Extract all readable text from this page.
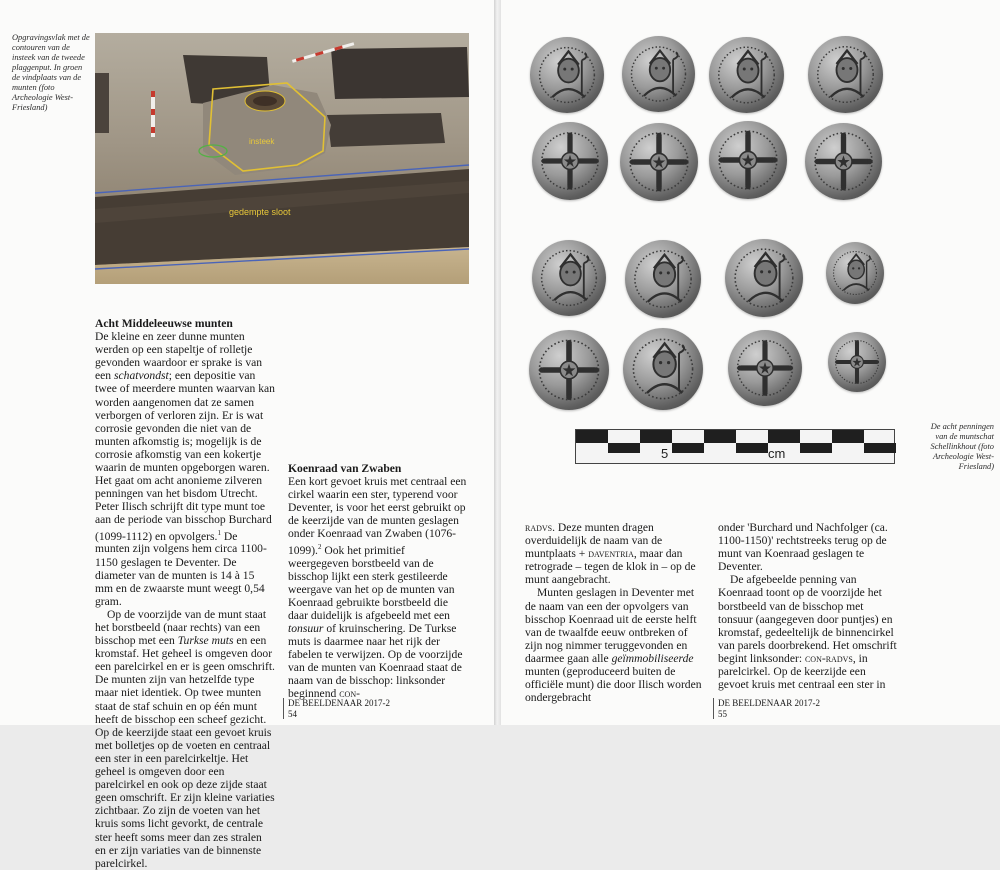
Opgravingsvlak met de contouren van de insteek van de tweede plaggenput. In groen de vindplaats van de munten (foto Archeologie West-Friesland)
insteek
gedempte sloot
Acht Middeleeuwse munten

De kleine en zeer dunne munten werden op een stapeltje of rolletje gevonden waardoor er sprake is van een schatvondst; een depositie van twee of meerdere munten waarvan kan worden aangenomen dat ze samen verborgen of verloren zijn. Er is wat corrosie gevonden die niet van de munten afkomstig is; mogelijk is de corrosie afkomstig van een kokertje waarin de munten opgeborgen waren. Het gaat om acht anonieme zilveren penningen van het bisdom Utrecht. Peter Ilisch schrijft dit type munt toe aan de periode van bisschop Burchard (1099-1112) en opvolgers.$^1$ De munten zijn volgens hem circa 1100-1150 geslagen te Deventer. De diameter van de munten is 14 à 15 mm en de zwaarste munt weegt 0,54 gram.

Op de voorzijde van de munt staat het borstbeeld (naar rechts) van een bisschop met een Turkse muts en een kromstaf. Het geheel is omgeven door een parelcirkel en er is geen omschrift. De munten zijn van hetzelfde type maar niet identiek. Op twee munten staat de staf schuin en op één munt heeft de bisschop een scheef gezicht. Op de keerzijde staat een gevoet kruis met bolletjes op de voeten en centraal een ster in een parelcirkeltje. Het geheel is omgeven door een parelcirkel en ook op deze zijde staat geen omschrift. Er zijn kleine variaties zichtbaar. Zo zijn de voeten van het kruis soms licht gevorkt, de centrale ster heeft soms meer dan zes stralen en er zijn variaties van de binnenste parelcirkel.

Koenraad van Zwaben

Een kort gevoet kruis met centraal een cirkel waarin een ster, typerend voor Deventer, is voor het eerst gebruikt op de keerzijde van de munten geslagen onder Koenraad van Zwaben (1076-1099).$^2$ Ook het primitief weergegeven borstbeeld van de bisschop lijkt een sterk gestileerde weergave van het op de munten van Koenraad gebruikte borstbeeld die daar duidelijk is afgebeeld met een tonsuur of kruinschering. De Turkse muts is daarmee naar het rijk der fabelen te verwijzen. Op de voorzijde van de munten van Koenraad staat de naam van de bisschop: linksonder beginnend con-

DE BEELDENAAR 2017-2
54
5	cm
De acht penningen van de muntschat Schellinkhout (foto Archeologie West-Friesland)

radvs. Deze munten dragen overduidelijk de naam van de muntplaats + daventria, maar dan retrograde – tegen de klok in – op de munt aangebracht.

Munten geslagen in Deventer met de naam van een der opvolgers van bisschop Koenraad uit de eerste helft van de twaalfde eeuw ontbreken of zijn nog nimmer teruggevonden en daarmee gaan alle geïmmobiliseerde munten (geproduceerd buiten de officiële munt) die door Ilisch worden ondergebracht

onder 'Burchard und Nachfolger (ca. 1100-1150)' rechtstreeks terug op de munt van Koenraad geslagen te Deventer.

De afgebeelde penning van Koenraad toont op de voorzijde het borstbeeld van de bisschop met tonsuur (aangegeven door puntjes) en kromstaf, gedeeltelijk de binnencirkel van parels doorbrekend. Het omschrift begint linksonder: con-radvs, in parelcirkel. Op de keerzijde een gevoet kruis met centraal een ster in

DE BEELDENAAR 2017-2
55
----------
**ACTIVITY**
Tally the lines of the records that contain the word "West", then give only the tally.

**RESPONSE BOX**
2